### Task directions
Return all lines with the word "high" in them.

═══ Rows ═══

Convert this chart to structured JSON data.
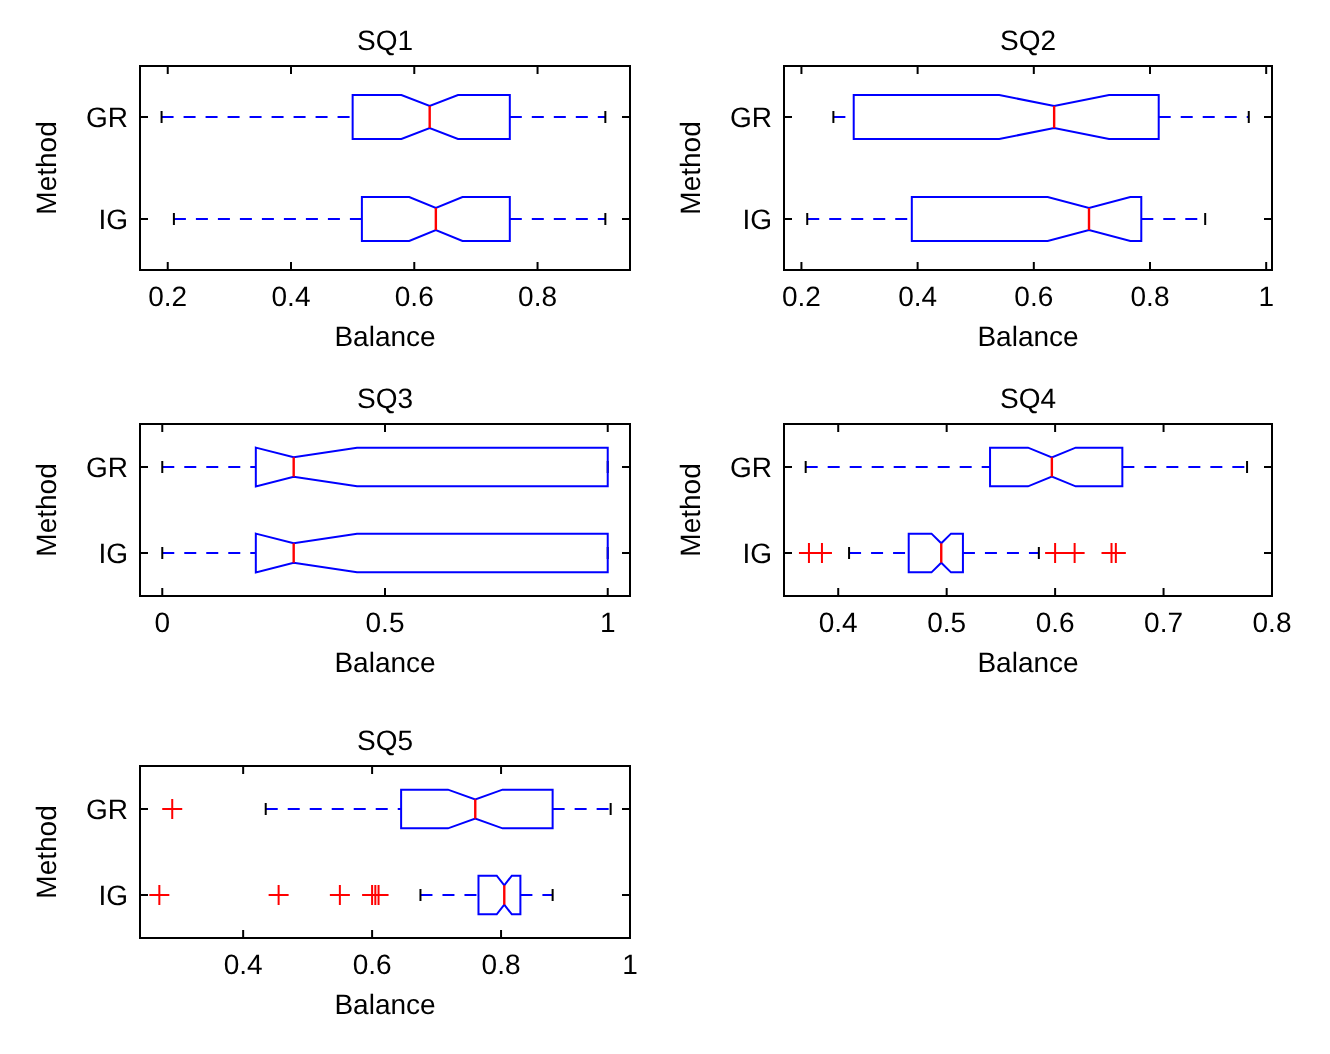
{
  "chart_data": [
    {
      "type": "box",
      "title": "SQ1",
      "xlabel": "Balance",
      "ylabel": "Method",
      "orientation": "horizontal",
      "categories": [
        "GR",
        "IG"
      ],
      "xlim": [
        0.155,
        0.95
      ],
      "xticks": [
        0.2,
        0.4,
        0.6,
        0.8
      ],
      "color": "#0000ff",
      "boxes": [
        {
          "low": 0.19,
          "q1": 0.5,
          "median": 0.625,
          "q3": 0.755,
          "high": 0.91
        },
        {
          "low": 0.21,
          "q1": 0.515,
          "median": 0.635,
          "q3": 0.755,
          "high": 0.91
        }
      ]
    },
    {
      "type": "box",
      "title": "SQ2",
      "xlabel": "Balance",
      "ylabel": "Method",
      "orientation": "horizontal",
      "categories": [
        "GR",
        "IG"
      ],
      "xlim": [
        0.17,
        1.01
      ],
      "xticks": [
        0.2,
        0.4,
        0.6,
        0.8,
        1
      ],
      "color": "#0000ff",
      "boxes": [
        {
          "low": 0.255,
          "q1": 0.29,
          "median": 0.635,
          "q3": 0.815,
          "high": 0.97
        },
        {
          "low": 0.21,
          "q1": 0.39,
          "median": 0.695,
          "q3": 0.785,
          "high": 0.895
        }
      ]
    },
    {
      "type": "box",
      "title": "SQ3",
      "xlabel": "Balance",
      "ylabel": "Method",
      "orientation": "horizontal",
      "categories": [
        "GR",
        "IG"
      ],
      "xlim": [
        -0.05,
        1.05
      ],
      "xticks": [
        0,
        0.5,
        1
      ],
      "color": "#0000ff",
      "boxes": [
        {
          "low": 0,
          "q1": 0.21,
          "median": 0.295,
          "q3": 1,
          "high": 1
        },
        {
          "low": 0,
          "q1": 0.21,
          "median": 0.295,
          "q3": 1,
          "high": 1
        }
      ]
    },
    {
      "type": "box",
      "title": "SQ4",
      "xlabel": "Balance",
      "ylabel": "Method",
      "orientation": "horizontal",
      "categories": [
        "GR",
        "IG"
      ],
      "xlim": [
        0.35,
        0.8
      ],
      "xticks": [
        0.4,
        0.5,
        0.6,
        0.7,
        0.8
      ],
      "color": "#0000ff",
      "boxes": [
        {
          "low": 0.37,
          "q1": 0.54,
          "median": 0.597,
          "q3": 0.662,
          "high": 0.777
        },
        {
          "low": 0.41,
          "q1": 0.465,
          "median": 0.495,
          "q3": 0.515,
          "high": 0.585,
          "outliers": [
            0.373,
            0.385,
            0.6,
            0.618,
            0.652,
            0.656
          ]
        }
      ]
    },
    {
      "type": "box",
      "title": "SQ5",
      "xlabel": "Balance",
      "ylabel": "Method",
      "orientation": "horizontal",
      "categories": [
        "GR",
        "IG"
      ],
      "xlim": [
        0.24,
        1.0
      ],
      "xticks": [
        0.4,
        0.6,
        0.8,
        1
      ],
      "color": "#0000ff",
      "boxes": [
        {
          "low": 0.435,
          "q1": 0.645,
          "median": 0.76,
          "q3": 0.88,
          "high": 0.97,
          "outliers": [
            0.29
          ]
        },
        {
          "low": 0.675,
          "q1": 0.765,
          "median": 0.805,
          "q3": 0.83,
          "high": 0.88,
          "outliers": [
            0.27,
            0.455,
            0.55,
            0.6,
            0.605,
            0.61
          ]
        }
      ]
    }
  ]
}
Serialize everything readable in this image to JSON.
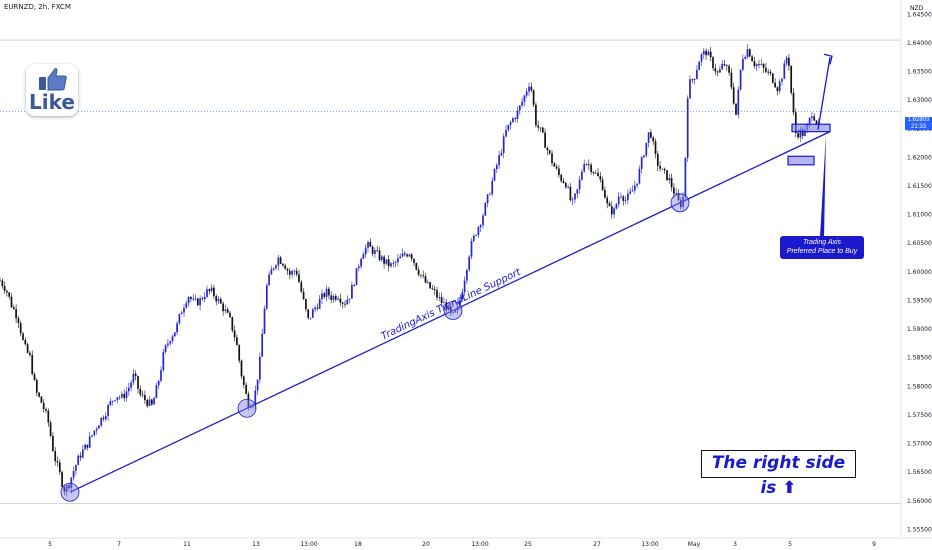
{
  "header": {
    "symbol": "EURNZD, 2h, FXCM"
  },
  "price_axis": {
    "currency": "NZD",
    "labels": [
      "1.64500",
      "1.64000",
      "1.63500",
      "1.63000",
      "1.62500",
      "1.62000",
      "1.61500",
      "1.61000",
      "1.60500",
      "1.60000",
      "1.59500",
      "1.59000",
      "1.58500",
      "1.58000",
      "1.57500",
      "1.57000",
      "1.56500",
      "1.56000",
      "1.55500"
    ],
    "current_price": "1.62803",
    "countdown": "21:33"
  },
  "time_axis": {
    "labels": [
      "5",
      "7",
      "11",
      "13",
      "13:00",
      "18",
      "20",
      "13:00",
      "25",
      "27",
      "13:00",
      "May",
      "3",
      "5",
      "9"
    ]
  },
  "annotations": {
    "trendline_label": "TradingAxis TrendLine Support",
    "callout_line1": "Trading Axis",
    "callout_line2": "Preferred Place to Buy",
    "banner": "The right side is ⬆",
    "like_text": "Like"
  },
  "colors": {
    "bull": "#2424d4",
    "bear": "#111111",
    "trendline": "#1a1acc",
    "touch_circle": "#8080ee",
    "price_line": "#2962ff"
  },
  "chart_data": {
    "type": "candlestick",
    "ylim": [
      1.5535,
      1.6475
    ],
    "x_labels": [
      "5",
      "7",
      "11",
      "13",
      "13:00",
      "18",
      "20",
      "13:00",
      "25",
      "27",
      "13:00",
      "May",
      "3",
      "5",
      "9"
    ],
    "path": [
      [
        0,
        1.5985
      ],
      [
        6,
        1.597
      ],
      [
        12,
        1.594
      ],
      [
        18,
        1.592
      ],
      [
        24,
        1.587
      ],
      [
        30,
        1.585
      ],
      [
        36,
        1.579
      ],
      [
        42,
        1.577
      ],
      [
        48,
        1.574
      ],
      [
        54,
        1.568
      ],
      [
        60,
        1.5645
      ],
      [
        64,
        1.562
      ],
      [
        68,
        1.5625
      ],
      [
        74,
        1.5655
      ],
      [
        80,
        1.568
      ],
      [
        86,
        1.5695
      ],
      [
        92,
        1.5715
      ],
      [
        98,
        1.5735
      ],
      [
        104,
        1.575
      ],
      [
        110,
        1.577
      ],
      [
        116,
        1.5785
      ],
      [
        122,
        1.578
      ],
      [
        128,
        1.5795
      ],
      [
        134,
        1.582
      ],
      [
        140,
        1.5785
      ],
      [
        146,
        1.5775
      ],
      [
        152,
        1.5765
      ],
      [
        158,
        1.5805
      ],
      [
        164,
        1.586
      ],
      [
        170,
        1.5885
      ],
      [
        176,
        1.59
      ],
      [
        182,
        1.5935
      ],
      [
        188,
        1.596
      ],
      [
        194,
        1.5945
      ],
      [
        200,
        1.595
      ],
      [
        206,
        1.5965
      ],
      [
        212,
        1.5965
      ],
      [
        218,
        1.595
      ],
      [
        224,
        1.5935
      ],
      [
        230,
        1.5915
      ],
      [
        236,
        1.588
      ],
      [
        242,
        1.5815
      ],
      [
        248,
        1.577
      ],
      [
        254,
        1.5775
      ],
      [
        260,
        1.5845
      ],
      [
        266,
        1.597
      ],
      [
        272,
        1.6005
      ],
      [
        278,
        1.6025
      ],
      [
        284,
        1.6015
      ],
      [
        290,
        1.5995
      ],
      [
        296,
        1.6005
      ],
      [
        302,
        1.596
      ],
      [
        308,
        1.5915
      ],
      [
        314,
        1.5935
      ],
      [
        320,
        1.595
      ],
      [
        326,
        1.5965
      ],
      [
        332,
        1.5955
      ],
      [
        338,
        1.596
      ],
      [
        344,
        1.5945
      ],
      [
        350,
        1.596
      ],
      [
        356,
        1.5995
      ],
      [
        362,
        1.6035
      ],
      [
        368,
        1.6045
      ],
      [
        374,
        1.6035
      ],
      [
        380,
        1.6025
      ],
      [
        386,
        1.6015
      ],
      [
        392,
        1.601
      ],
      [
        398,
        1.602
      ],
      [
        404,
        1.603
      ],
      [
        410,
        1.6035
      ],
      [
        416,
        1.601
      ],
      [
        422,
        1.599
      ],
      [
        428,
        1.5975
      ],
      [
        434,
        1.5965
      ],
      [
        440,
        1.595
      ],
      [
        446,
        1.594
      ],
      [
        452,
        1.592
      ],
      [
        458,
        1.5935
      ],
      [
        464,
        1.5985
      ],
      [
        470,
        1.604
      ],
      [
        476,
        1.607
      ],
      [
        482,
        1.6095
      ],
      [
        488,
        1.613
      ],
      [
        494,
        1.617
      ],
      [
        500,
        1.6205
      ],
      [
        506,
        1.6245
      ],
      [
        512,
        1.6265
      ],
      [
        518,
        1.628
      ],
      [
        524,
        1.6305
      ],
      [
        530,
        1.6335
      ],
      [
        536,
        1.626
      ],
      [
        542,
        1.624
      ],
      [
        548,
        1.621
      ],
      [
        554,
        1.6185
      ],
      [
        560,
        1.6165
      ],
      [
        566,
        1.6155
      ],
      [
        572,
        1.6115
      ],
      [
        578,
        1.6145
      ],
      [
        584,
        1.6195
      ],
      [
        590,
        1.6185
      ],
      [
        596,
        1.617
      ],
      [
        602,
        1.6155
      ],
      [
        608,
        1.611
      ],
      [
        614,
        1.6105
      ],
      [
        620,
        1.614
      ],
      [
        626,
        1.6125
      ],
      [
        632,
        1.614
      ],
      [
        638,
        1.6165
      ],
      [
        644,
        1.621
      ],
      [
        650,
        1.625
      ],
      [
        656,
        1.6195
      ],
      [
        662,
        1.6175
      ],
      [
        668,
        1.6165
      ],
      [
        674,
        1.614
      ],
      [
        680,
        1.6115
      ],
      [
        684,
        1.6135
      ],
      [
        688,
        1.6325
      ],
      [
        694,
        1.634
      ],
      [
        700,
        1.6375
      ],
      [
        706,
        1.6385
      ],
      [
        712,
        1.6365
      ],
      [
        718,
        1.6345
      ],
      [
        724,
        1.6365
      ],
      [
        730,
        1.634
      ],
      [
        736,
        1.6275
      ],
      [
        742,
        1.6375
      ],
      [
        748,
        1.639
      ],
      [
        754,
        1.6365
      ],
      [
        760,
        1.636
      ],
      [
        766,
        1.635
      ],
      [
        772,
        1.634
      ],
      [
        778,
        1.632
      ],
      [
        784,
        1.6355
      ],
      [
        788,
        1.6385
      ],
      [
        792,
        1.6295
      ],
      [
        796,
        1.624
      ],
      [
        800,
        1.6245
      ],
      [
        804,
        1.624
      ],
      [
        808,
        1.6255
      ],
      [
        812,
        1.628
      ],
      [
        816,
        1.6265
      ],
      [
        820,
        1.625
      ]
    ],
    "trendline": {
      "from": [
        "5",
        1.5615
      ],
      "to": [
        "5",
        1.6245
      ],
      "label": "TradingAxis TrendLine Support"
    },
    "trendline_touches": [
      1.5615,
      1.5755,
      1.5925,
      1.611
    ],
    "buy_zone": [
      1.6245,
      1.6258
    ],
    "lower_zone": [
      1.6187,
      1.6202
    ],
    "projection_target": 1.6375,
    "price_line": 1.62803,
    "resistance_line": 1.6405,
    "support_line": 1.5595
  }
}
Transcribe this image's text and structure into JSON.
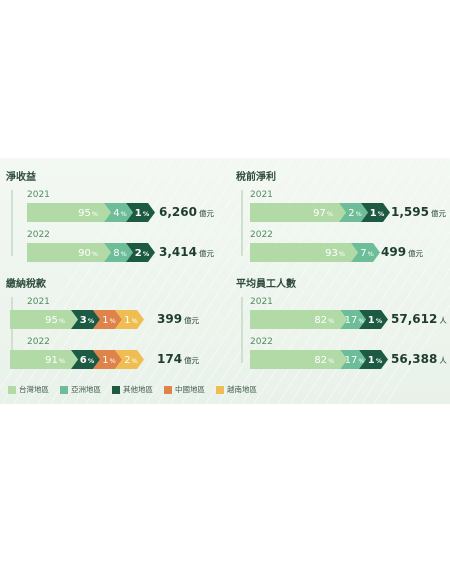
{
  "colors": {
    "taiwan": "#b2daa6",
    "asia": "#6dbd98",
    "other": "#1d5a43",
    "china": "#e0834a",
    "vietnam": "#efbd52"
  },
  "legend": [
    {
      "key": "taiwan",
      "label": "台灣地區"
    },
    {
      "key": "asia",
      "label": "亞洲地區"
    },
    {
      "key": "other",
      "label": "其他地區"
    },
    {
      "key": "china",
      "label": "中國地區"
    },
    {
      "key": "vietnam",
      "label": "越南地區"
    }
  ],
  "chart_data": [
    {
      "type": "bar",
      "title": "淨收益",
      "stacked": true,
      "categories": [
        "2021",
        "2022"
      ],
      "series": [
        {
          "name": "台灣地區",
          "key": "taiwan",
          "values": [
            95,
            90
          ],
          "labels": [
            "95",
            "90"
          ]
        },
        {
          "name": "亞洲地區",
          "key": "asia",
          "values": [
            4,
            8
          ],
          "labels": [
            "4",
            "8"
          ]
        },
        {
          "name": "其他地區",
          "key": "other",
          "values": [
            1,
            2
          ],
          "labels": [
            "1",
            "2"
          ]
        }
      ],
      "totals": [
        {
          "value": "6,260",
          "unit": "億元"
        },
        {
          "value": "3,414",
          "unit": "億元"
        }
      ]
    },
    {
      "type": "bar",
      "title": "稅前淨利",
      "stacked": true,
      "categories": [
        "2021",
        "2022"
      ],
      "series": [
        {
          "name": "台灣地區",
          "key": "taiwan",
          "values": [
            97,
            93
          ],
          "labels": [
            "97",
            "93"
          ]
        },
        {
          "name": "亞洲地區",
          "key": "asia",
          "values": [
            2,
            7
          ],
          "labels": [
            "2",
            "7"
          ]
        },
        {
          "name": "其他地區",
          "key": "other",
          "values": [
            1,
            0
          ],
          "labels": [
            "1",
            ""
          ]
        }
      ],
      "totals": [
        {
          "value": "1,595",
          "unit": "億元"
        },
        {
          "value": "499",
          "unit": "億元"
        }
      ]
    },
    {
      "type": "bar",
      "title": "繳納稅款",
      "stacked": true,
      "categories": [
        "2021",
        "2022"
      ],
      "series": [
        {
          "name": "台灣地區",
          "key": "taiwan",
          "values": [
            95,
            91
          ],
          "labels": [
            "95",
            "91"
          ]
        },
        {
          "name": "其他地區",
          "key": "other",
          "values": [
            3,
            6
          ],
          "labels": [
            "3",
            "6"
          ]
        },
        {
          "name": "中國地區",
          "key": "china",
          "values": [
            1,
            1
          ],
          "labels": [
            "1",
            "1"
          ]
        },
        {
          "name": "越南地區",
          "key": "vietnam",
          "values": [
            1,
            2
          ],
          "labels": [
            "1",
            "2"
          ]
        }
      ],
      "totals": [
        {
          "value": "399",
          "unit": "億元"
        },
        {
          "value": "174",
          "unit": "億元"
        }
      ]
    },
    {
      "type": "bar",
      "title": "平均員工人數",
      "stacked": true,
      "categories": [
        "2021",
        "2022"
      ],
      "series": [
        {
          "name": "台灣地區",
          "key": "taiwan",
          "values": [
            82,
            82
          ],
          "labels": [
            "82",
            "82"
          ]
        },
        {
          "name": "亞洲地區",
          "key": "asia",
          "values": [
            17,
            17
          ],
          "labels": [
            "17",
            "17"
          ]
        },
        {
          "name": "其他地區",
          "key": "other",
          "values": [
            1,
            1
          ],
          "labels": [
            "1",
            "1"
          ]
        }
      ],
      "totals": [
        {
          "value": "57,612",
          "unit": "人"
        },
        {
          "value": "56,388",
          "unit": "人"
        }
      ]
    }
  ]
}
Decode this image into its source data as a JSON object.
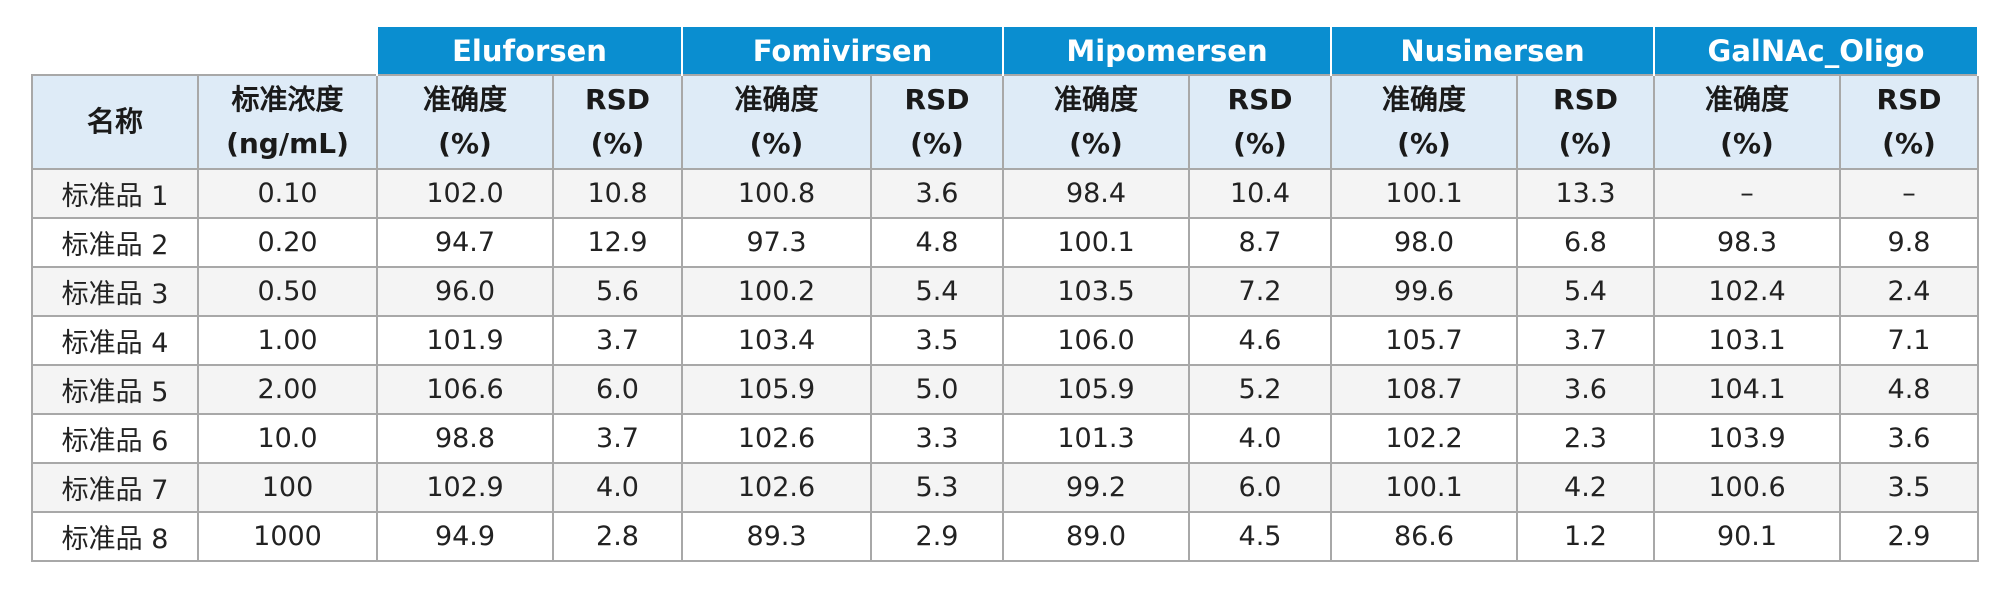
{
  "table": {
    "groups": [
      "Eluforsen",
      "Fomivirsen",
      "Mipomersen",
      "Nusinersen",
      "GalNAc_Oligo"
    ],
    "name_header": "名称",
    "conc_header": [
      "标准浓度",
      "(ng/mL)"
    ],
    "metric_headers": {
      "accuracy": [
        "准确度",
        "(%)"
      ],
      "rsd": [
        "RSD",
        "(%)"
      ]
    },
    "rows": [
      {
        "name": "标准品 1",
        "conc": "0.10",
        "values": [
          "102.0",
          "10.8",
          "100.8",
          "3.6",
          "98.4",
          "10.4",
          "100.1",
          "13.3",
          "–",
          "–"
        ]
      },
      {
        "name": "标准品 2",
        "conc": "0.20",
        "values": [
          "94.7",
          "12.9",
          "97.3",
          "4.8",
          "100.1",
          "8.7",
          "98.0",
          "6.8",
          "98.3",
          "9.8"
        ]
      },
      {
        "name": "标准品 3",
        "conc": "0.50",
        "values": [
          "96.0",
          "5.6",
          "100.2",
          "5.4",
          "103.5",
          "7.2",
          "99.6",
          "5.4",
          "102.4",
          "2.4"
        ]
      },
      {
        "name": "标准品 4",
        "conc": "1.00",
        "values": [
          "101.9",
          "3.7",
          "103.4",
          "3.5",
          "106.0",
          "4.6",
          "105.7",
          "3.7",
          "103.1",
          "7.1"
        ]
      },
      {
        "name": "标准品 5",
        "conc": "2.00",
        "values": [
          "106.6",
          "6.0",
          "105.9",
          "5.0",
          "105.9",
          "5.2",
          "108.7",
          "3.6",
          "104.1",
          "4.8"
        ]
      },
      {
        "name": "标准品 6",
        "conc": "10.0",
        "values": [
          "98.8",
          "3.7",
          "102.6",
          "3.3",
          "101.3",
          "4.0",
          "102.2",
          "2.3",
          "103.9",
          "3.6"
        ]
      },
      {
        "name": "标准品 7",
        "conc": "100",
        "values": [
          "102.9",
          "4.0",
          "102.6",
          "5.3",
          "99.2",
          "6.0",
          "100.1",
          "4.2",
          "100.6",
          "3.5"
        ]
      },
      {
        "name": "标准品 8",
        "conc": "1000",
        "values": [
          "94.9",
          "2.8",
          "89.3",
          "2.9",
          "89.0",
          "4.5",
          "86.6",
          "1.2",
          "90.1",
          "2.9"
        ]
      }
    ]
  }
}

═══

### Reply
          "high": 0.91
          "high": 0.91
          "high": 0.97
          "high": 0.895
          "high": 1
          "high": 1
          "high": 0.777
          "high": 0.585,
          "high": 0.97,
          "high": 0.88,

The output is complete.